Trecho do documento:
▼
3 - O Papel da Interpretação na Mutabilidade do Direito
Já vimos que as normas jurídicas podem encerrar os mais variados conteúdos normativos, dada a ausência de predeterminação transcendental de conteúdo por parte da norma fundamental. Com efeito, os ordenamentos jurídicos guardam, cada um, sua identidade, não se cogitando deles em termos axiológicos.
Nesse contexto, Kelsen observa duas espécies de interpretação do texto jurídico: a interpretação realizada pelos órgãos jurídicos definidos pelo sistema; e a interpretação colhida pelos demais intérpretes, sobretudo pela Ciência Jurídica. Aquela primeira, Kelsen denomina de interpretação autêntica do Direito. É sobre ela que vamos tratar agora.
3.1 – Indeterminação do Ato de Aplicação do Direito
Para Kelsen a norma superior determina a produção da norma inferior e, em derradeira instância e de certo modo, a aplicação final do Direito, ou sua execução, realizada pelos tribunais (intérpretes autênticos). A determinação imposta pela norma superior atinge a forma como a norma inferior deve ser produzida e, eventualmente, seu conteúdo. Entretanto, essa determinação nunca é completa. Há sempre uma margem de liberdade nos atos inferiores, em maior ou menor grau, de maneira que a norma superior faz as vezes de uma moldura que deve ser preenchida por aquele ato. Assim é que a criação e a aplicação (execução) do Direito são só em parte determinadas por este[17]. O processo de determinação parte da norma geral e abstrata até atingir a norma individual e concreta, no processo seriado e gradual de determinação do Direito.
▲
Problemas e tarefas:
(1) No trecho sobre a interpretação do Direito, quais adjetivos qualificam a norma no ponto de partida e no ponto de chegada do processo de determinação?
(2) Transcreva do trecho sobre a interpretação do Direito a passagem que começa em "3 - O Papel" e termina em "vamos tratar agora.".
(3) Segundo o trecho sobre a interpretação do Direito, que nome Kelsen dá à interpretação realizada pelos órgãos jurídicos definidos pelo sistema?
Baseie-se exclusivamente no trecho sobre a interpretação do Direito.

(Itens armazenados do conjunto de dados)
▼
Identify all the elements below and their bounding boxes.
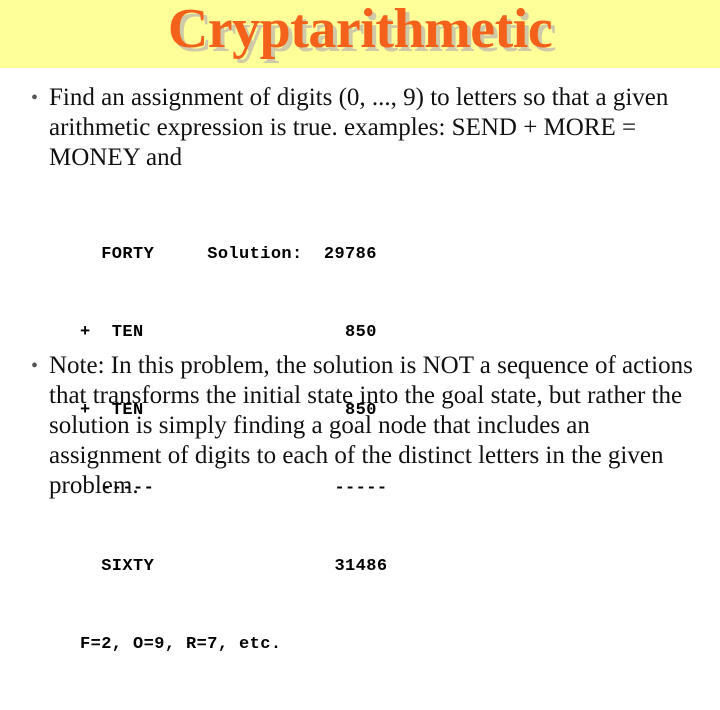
bullet-item-1: • Find an assignment of digits (0, ..., … (26, 83, 698, 173)
puzzle-line-2: + TEN 850 (80, 323, 377, 342)
bullet-dot-icon: • (31, 355, 39, 377)
bullet-item-2: • Note: In this problem, the solution is… (26, 351, 698, 501)
bullet-text-1: Find an assignment of digits (0, ..., 9)… (49, 84, 669, 171)
puzzle-line-6: F=2, O=9, R=7, etc. (80, 635, 282, 654)
bullet-row: • Find an assignment of digits (0, ..., … (26, 83, 698, 173)
puzzle-line-5: SIXTY 31486 (80, 557, 388, 576)
bullet-text-2: Note: In this problem, the solution is N… (49, 352, 693, 499)
slide-body: • Find an assignment of digits (0, ..., … (0, 68, 720, 654)
title-banner: Cryptarithmetic (0, 0, 720, 68)
puzzle-line-1: FORTY Solution: 29786 (80, 245, 377, 264)
bullet-row: • Note: In this problem, the solution is… (26, 351, 698, 501)
page-title: Cryptarithmetic (167, 0, 553, 60)
bullet-dot-icon: • (31, 87, 39, 109)
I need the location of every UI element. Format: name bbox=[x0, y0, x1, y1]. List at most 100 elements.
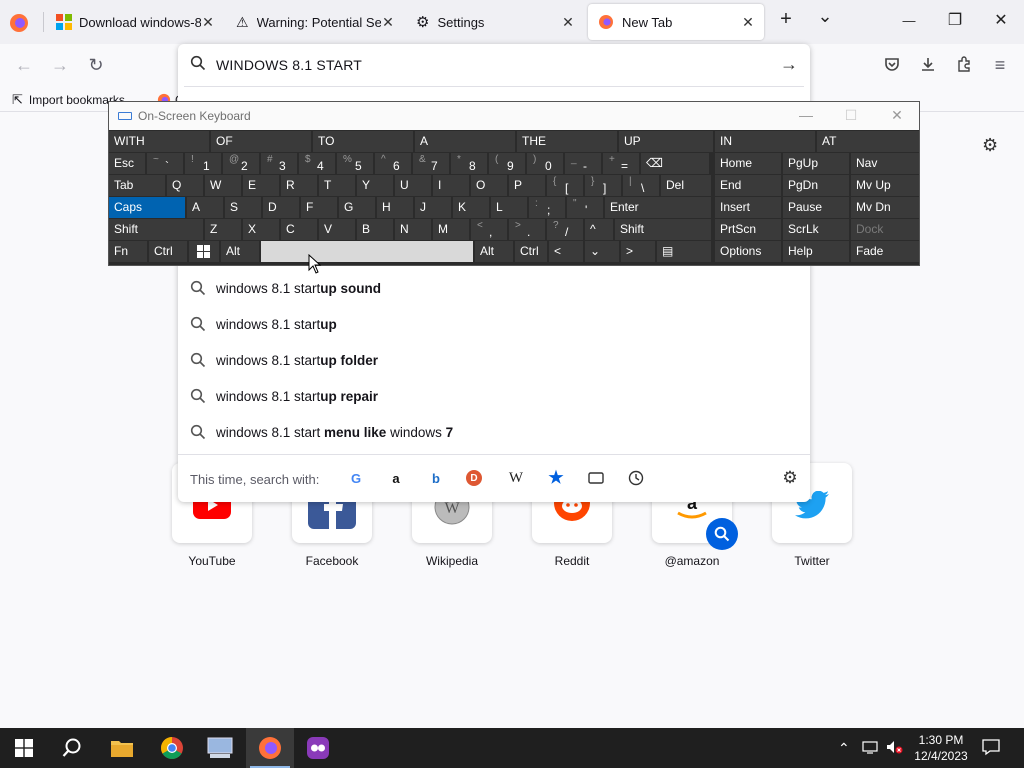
▲
Soluções em ordem:
(1)
Ponto de partida: geral e abstrata.
Ponto de chegada: individual e concreta.

(2)
3 - O Papel da Interpretação na Mutabilidade do Direito
Já vimos que as normas jurídicas podem encerrar os mais variados conteúdos normativos, dada a ausência de predeterminação transcendental de conteúdo por parte da norma fundamental. Com efeito, os ordenamentos jurídicos guardam, cada um, sua identidade, não se cogitando deles em termos axiológicos.
Nesse contexto, Kelsen observa duas espécies de interpretação do texto jurídico: a interpretação realizada pelos órgãos jurídicos definidos pelo sistema; e a interpretação colhida pelos demais intérpretes, sobretudo pela Ciência Jurídica. Aquela primeira, Kelsen denomina de interpretação autêntica do Direito. É sobre ela que vamos tratar agora.

(3) Interpretação autêntica do Direito.